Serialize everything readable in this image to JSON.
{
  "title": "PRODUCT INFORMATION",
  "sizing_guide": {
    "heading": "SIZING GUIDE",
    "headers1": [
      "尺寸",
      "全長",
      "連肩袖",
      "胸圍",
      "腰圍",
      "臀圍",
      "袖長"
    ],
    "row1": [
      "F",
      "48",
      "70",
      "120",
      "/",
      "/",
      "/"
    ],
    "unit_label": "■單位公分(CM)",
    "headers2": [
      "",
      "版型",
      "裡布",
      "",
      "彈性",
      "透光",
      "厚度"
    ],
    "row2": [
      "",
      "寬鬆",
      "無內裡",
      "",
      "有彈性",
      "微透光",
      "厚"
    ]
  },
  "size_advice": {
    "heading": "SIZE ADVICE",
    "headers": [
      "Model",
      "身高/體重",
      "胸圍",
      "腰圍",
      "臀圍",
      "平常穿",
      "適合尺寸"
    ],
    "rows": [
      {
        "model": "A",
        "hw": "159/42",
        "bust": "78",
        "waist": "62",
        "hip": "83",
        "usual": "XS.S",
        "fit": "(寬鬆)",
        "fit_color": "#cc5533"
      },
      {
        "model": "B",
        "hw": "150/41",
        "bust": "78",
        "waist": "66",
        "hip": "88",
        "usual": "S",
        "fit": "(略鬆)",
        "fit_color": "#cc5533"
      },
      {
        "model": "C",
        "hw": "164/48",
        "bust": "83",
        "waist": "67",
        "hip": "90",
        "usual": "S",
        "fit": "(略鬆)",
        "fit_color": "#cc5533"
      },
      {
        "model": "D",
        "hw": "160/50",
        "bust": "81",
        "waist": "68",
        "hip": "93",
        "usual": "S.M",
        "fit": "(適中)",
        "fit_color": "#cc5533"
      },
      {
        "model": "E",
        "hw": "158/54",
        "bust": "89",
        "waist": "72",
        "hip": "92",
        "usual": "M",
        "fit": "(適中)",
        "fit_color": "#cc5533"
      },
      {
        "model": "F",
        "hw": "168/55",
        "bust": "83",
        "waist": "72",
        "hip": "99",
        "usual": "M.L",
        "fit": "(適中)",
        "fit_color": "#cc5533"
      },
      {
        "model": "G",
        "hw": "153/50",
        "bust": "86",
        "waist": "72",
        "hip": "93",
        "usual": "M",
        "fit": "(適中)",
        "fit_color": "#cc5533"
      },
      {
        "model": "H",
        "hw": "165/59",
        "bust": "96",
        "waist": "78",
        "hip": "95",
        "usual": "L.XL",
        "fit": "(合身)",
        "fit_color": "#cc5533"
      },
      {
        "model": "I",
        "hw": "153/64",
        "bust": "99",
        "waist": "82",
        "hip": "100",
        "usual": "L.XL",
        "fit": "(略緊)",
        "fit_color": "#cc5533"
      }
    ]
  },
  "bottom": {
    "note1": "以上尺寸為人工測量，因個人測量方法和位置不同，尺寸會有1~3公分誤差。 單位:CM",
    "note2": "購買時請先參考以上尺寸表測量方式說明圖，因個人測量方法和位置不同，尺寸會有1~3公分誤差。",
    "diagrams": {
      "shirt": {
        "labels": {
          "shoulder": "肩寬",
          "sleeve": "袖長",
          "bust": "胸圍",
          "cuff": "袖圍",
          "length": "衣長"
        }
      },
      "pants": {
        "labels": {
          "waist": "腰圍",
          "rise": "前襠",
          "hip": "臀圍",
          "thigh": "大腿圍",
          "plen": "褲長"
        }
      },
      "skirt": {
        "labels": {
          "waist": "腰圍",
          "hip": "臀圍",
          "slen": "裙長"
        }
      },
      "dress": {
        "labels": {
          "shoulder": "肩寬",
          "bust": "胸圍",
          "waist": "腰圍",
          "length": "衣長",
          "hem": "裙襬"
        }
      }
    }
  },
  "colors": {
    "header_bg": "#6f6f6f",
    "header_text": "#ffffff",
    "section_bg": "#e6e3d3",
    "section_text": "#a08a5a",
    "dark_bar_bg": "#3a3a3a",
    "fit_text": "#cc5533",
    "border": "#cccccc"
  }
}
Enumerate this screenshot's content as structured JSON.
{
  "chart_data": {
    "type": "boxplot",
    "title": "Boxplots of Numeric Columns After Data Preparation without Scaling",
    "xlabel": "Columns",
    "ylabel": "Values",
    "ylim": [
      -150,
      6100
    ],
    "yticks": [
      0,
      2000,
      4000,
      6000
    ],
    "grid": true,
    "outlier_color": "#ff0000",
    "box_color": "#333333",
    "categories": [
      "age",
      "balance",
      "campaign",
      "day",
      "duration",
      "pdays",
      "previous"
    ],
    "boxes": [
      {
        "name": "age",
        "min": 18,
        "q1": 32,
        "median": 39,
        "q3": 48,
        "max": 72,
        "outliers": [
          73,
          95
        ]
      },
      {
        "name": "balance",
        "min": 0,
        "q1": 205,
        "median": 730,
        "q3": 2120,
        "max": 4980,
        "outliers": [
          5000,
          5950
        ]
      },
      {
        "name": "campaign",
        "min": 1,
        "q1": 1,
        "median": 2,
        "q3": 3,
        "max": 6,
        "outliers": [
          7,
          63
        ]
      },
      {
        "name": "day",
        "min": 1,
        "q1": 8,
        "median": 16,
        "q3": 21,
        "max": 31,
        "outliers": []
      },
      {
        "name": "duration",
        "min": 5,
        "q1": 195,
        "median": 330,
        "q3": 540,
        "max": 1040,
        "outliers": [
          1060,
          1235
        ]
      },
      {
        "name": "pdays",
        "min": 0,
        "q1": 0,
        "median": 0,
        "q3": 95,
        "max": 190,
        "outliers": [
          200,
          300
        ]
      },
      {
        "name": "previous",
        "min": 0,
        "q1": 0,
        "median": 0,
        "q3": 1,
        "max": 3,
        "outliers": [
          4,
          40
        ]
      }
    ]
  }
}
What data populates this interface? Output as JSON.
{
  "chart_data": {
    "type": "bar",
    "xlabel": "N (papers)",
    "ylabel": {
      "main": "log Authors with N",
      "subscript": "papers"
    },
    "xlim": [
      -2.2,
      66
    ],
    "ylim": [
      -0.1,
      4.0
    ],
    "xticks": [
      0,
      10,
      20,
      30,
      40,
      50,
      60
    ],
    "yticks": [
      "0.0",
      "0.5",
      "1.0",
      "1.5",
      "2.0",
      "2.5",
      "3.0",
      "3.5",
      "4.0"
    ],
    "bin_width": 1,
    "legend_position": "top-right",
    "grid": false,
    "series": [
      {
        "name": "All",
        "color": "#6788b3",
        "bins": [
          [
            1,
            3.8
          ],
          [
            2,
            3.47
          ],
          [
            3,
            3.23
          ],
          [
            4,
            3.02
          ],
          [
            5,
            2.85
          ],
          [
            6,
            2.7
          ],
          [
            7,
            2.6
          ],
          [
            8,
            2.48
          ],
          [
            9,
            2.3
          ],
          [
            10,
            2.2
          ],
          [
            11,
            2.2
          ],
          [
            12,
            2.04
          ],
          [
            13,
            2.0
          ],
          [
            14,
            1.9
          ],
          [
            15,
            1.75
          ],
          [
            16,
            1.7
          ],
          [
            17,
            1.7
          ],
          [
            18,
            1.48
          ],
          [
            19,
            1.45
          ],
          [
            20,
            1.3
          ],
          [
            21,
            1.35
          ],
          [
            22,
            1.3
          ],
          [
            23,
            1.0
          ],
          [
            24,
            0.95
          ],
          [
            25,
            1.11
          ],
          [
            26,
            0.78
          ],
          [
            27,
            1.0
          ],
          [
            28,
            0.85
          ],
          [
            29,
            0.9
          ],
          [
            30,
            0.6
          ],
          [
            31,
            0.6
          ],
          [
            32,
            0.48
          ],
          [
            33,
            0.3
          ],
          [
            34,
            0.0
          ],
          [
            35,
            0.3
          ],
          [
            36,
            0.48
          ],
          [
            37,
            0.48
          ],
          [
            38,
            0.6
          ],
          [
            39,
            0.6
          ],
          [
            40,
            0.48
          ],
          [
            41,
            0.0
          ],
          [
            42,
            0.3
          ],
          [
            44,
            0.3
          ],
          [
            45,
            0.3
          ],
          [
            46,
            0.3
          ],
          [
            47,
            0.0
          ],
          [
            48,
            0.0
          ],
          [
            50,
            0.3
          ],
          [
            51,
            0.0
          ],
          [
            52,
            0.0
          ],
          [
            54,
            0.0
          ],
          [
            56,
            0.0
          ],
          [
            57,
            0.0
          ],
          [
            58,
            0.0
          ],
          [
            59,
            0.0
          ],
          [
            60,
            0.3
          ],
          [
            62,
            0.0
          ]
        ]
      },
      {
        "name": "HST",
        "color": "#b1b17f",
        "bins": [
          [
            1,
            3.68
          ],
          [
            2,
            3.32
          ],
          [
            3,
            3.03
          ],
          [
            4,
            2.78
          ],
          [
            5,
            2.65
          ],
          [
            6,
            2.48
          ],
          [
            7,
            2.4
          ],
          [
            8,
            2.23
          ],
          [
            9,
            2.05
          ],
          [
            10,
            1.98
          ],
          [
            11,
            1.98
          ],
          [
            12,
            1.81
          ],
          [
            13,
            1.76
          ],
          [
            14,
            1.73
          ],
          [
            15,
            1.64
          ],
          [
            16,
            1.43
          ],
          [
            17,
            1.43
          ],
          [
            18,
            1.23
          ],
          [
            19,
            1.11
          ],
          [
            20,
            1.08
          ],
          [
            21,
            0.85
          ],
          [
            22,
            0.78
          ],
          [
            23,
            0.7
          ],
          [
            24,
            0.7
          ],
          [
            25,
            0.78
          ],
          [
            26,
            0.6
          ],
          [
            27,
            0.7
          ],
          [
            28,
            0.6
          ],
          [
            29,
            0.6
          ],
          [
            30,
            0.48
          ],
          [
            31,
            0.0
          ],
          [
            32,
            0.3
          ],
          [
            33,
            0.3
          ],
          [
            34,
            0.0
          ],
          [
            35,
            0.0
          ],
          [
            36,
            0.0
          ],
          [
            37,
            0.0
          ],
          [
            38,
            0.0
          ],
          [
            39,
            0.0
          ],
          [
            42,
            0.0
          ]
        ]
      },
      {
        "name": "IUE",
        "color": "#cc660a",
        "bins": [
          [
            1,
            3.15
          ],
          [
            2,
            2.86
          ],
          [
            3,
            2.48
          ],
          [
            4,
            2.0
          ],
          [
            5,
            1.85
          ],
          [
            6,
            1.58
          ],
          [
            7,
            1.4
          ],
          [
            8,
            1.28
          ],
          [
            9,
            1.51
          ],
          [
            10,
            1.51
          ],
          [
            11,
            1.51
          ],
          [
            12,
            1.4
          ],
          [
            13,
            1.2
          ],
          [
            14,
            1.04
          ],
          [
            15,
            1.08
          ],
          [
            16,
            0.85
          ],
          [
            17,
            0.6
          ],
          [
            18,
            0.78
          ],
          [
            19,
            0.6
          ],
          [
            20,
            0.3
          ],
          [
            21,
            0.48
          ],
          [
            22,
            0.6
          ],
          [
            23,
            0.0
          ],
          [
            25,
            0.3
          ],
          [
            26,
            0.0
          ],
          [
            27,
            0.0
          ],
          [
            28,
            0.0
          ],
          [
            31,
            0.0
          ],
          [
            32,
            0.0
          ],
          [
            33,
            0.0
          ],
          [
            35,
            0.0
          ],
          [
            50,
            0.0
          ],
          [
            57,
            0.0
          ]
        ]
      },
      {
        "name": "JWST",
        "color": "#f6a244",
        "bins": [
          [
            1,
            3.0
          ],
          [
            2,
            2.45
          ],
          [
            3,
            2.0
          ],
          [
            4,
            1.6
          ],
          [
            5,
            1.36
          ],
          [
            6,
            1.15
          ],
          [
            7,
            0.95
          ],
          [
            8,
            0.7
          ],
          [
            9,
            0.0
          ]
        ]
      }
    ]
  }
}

### DIRECTION:
Using the data above, say how many lines include "name". No other reply is needed.

### RESPONSE BELOW:
11